What you will do =
Check each line of the records for "level"; collect those that have it.
─── Information provided ───
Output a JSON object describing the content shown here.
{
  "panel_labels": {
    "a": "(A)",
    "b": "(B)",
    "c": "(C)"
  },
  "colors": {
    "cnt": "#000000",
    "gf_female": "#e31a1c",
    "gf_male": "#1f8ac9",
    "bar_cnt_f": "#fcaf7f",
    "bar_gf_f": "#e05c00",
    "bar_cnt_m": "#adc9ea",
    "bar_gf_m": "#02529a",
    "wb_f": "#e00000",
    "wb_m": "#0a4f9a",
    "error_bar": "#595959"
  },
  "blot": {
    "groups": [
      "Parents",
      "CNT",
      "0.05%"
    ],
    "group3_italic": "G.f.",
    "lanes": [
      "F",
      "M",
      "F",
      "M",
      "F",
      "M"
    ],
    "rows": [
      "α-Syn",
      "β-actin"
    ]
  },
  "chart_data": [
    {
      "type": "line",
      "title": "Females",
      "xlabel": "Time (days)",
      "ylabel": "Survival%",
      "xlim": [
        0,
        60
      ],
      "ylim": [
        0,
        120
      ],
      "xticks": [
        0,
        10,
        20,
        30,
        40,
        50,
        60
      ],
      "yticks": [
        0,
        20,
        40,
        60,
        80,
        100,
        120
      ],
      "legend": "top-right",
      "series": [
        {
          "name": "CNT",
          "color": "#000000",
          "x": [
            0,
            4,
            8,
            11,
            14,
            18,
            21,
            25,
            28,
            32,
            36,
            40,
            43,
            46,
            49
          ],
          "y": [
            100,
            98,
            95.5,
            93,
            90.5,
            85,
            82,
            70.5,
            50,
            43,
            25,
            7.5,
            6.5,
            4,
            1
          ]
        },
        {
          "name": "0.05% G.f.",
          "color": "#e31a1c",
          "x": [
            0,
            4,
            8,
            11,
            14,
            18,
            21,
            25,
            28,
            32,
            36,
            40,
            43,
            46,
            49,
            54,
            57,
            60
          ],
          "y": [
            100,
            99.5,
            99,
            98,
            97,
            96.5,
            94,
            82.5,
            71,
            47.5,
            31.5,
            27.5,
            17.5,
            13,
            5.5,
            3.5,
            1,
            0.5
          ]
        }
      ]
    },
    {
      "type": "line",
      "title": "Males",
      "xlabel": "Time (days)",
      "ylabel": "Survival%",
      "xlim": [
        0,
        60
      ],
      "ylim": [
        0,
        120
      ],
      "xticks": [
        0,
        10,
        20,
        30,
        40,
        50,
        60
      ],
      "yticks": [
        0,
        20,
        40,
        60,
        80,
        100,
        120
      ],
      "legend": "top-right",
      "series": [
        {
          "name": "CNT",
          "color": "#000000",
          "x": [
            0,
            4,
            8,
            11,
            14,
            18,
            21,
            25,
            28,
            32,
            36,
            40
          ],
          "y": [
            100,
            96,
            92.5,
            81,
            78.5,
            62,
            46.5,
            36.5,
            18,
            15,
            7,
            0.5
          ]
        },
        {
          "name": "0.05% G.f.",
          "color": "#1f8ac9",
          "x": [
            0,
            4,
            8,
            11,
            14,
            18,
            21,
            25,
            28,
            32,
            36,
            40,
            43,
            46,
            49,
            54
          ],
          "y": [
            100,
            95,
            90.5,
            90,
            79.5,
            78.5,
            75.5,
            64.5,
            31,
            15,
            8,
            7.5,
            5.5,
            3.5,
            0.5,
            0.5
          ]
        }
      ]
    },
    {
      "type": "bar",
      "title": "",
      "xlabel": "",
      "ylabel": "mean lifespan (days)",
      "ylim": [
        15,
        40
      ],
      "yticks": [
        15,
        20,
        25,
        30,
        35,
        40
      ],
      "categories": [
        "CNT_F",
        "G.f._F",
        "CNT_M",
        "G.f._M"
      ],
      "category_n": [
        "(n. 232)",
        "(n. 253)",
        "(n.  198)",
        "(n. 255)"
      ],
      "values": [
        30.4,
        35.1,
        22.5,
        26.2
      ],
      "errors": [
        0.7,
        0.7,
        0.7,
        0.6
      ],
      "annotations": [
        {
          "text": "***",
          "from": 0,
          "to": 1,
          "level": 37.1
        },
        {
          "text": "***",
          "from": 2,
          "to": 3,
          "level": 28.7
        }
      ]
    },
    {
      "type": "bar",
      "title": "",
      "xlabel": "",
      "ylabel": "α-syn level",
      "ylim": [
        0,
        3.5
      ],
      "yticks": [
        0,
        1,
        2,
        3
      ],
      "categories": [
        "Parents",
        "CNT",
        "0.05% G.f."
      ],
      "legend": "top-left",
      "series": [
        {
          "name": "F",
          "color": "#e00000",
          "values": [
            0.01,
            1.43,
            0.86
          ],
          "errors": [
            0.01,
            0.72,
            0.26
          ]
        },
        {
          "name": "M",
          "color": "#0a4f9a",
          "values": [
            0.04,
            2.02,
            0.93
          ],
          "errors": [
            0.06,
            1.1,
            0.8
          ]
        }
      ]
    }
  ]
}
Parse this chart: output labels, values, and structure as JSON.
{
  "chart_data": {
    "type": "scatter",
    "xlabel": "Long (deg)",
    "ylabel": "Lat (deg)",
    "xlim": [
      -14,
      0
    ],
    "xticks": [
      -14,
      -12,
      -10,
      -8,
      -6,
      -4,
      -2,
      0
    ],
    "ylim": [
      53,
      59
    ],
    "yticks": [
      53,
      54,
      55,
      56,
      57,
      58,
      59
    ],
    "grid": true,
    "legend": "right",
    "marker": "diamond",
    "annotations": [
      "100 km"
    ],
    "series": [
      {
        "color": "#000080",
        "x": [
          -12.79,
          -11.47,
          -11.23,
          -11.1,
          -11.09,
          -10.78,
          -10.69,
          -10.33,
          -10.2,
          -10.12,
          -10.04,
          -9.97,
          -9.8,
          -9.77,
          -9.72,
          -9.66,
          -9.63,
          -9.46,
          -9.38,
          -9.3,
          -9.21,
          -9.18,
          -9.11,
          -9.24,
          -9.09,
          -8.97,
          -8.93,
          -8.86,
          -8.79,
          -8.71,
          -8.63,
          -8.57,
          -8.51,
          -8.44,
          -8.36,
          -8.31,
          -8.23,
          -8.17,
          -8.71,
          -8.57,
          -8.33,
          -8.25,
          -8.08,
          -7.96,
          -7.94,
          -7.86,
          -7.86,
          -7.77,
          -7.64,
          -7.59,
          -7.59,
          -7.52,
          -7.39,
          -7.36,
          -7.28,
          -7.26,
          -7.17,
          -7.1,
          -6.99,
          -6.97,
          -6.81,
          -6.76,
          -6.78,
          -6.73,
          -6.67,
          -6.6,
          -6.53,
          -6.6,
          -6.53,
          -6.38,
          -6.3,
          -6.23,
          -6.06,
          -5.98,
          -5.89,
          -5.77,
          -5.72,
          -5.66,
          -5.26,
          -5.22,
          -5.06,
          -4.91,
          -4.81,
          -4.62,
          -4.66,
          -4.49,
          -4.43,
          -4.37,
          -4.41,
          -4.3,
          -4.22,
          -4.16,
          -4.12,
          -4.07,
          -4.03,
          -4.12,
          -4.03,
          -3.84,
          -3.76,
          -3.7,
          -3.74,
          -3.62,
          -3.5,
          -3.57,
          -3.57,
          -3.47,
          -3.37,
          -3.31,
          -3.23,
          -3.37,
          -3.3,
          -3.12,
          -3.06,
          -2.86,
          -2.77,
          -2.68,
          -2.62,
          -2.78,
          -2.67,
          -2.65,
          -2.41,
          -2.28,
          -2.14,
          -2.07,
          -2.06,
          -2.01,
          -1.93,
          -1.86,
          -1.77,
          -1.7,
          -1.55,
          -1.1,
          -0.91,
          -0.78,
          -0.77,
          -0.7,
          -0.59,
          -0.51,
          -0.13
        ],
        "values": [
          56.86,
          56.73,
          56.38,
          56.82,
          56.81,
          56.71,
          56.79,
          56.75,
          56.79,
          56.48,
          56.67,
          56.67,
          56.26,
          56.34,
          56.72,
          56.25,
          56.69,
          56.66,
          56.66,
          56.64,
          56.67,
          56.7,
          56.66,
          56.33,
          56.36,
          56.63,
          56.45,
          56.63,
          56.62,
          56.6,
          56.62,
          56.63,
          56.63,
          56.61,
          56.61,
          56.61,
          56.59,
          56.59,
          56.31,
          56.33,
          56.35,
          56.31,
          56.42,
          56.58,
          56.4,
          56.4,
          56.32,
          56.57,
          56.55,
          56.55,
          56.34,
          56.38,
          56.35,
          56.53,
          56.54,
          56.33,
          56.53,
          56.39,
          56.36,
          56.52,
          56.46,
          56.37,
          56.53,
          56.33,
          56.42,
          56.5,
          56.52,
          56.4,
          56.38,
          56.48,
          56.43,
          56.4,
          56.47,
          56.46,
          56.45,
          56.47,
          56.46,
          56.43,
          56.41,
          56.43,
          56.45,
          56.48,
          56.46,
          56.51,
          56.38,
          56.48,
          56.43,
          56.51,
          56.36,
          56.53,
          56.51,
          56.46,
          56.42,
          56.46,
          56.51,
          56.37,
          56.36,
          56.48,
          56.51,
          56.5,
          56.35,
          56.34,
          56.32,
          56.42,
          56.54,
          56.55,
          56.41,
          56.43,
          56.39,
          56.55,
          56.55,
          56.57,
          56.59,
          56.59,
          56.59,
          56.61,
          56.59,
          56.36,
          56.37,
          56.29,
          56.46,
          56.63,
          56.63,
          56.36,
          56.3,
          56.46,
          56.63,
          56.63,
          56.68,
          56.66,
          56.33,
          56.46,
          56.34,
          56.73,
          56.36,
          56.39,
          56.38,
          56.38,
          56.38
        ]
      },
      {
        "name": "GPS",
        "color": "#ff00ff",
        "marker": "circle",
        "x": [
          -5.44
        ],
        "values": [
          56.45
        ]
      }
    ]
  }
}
───
Output below =
          "level": 37.1
          "level": 28.7
      "ylabel": "α-syn level",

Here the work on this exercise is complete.